++++ Data supplied ++++
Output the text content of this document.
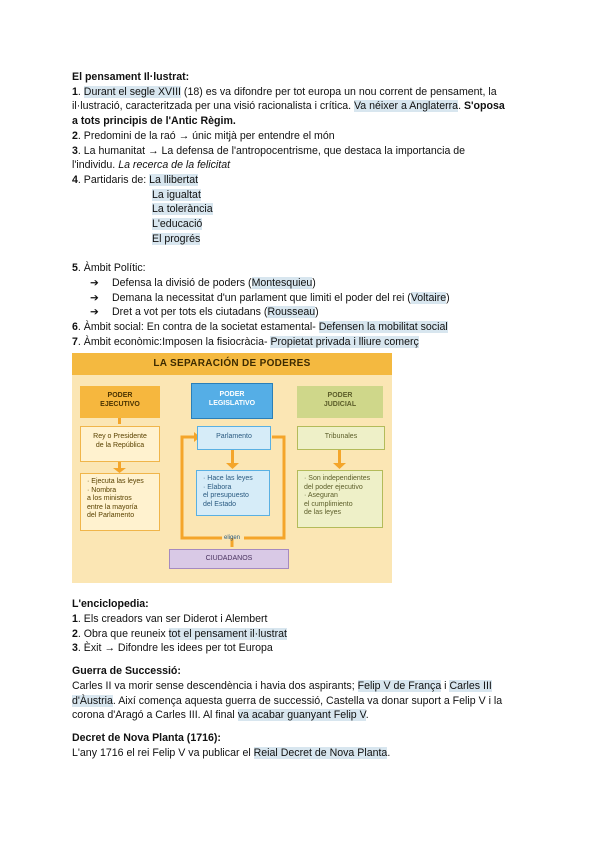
El pensament Il·lustrat:

1. Durant el segle XVIII (18) es va difondre per tot europa un nou corrent de pensament, la

il·lustració, caracteritzada per una visió racionalista i crítica. Va néixer a Anglaterra. S'oposa

a tots principis de l'Antic Règim.

2. Predomini de la raó → únic mitjà per entendre el món

3. La humanitat → La defensa de l'antropocentrisme, que destaca la importancia de

l'individu. La recerca de la felicitat

4. Partidaris de: La llibertat

La igualtat

La tolerància

L'educació

El progrés

5. Àmbit Polític:

➔ Defensa la divisió de poders (Montesquieu)

➔ Demana la necessitat d'un parlament que limiti el poder del rei (Voltaire)

➔ Dret a vot per tots els ciutadans (Rousseau)

6. Àmbit social: En contra de la societat estamental- Defensen la mobilitat social

7. Àmbit econòmic:Imposen la fisiocràcia- Propietat privada i lliure comerç

LA SEPARACIÓN DE PODERES
PODER
EJECUTIVO
PODER
LEGISLATIVO
PODER
JUDICIAL
Rey o Presidente
de la República
Parlamento	Tribunales
· Ejecuta las leyes
· Nombra
a los ministros
entre la mayoría
del Parlamento
· Hace las leyes
· Elabora
el presupuesto
del Estado
· Son independientes
del poder ejecutivo
· Aseguran
el cumplimiento
de las leyes
eligen
CIUDADANOS

L'enciclopedia:

1. Els creadors van ser Diderot i Alembert

2. Obra que reuneix tot el pensament il·lustrat

3. Èxit → Difondre les idees per tot Europa

Guerra de Successió:

Carles II va morir sense descendència i havia dos aspirants; Felip V de França i Carles III

d'Àustria. Així comença aquesta guerra de successió, Castella va donar suport a Felip V i la

corona d'Aragó a Carles III. Al final va acabar guanyant Felip V.

Decret de Nova Planta (1716):

L'any 1716 el rei Felip V va publicar el Reial Decret de Nova Planta.
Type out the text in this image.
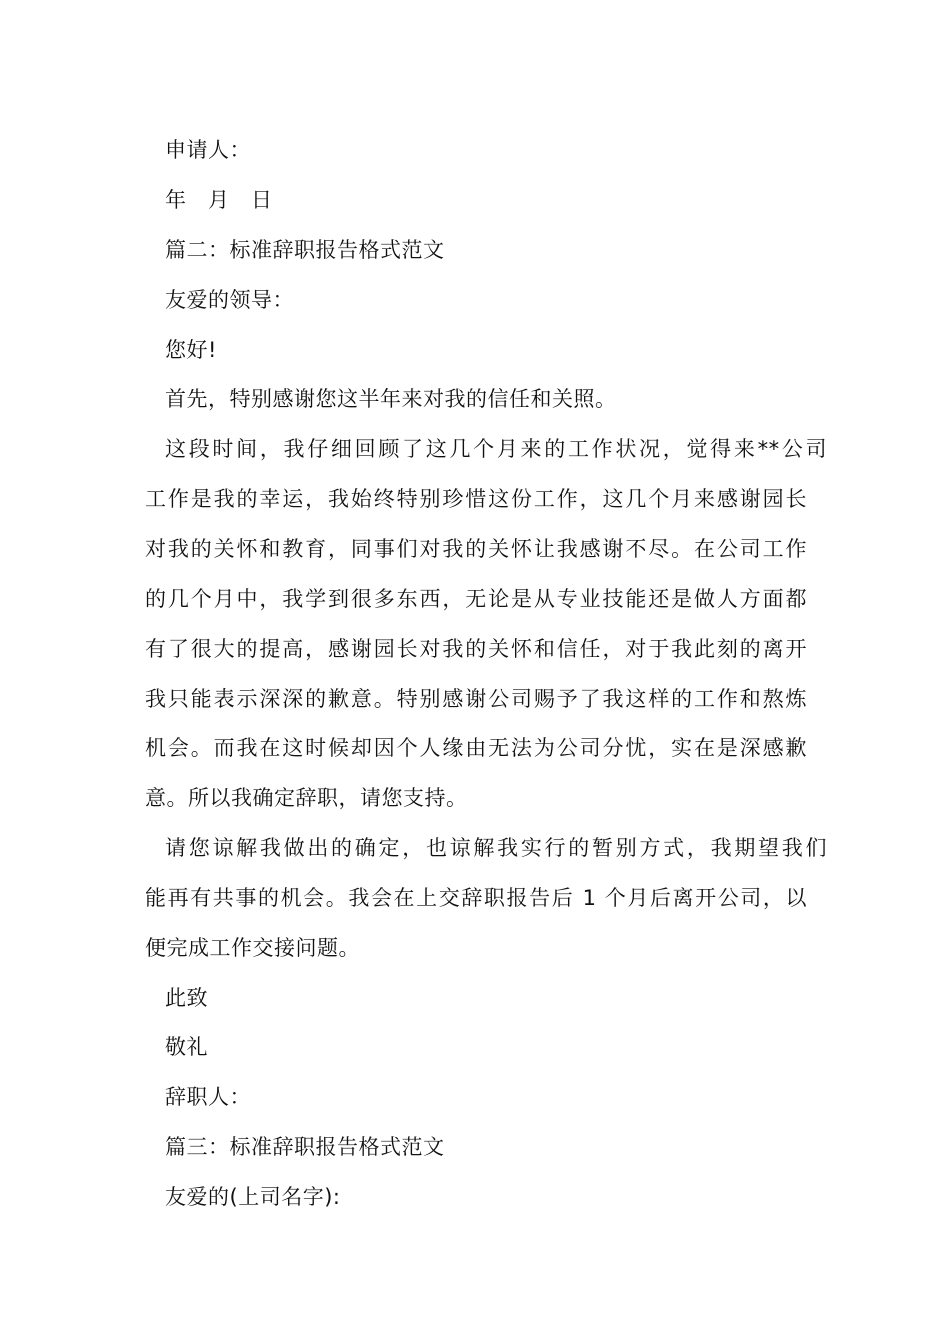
申请人：
年　月　日
篇二：标准辞职报告格式范文
友爱的领导：
您好!
首先，特别感谢您这半年来对我的信任和关照。
这段时间，我仔细回顾了这几个月来的工作状况，觉得来**公司
工作是我的幸运，我始终特别珍惜这份工作，这几个月来感谢园长
对我的关怀和教育，同事们对我的关怀让我感谢不尽。在公司工作
的几个月中，我学到很多东西，无论是从专业技能还是做人方面都
有了很大的提高，感谢园长对我的关怀和信任，对于我此刻的离开
我只能表示深深的歉意。特别感谢公司赐予了我这样的工作和熬炼
机会。而我在这时候却因个人缘由无法为公司分忧，实在是深感歉
意。所以我确定辞职，请您支持。
请您谅解我做出的确定，也谅解我实行的暂别方式，我期望我们
能再有共事的机会。我会在上交辞职报告后 1 个月后离开公司，以
便完成工作交接问题。
此致
敬礼
辞职人：
篇三：标准辞职报告格式范文
友爱的(上司名字):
++++
Given request → State how many lines include the string "Parlamento". Give no other information.

Result for this task → 2